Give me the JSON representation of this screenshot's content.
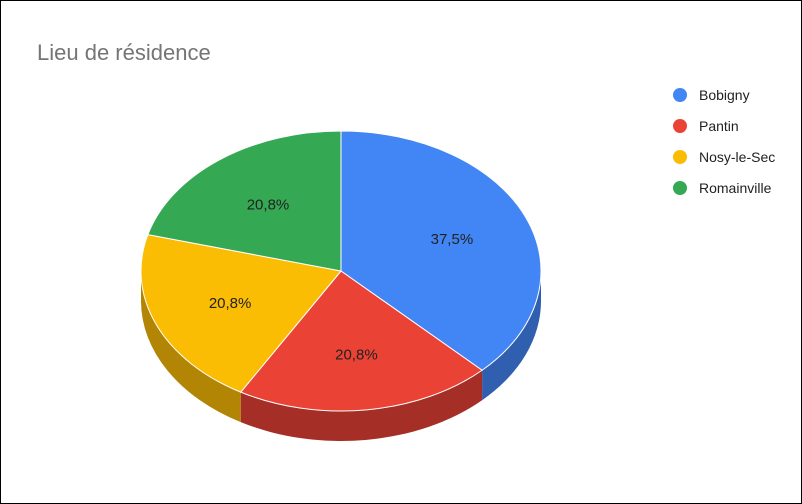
{
  "chart_data": {
    "type": "pie",
    "title": "Lieu de résidence",
    "labels": [
      "Bobigny",
      "Pantin",
      "Nosy-le-Sec",
      "Romainville"
    ],
    "values": [
      37.5,
      20.8,
      20.8,
      20.8
    ],
    "data_labels": [
      "37,5%",
      "20,8%",
      "20,8%",
      "20,8%"
    ],
    "colors": [
      "#4285f4",
      "#ea4335",
      "#fbbc04",
      "#34a853"
    ],
    "side_colors": [
      "#2f5fae",
      "#a52f26",
      "#b28504",
      "#25773b"
    ],
    "legend_position": "right",
    "style": "3d"
  }
}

▶ Directions for this task
From start to finish, output the listing exactly, but omit its pictures.

▶ Response to this task
Give me the JSON representation of this screenshot's content.
{
  "chart_data": {
    "type": "pie",
    "title": "Lieu de résidence",
    "labels": [
      "Bobigny",
      "Pantin",
      "Nosy-le-Sec",
      "Romainville"
    ],
    "values": [
      37.5,
      20.8,
      20.8,
      20.8
    ],
    "data_labels": [
      "37,5%",
      "20,8%",
      "20,8%",
      "20,8%"
    ],
    "colors": [
      "#4285f4",
      "#ea4335",
      "#fbbc04",
      "#34a853"
    ],
    "side_colors": [
      "#2f5fae",
      "#a52f26",
      "#b28504",
      "#25773b"
    ],
    "legend_position": "right",
    "style": "3d"
  }
}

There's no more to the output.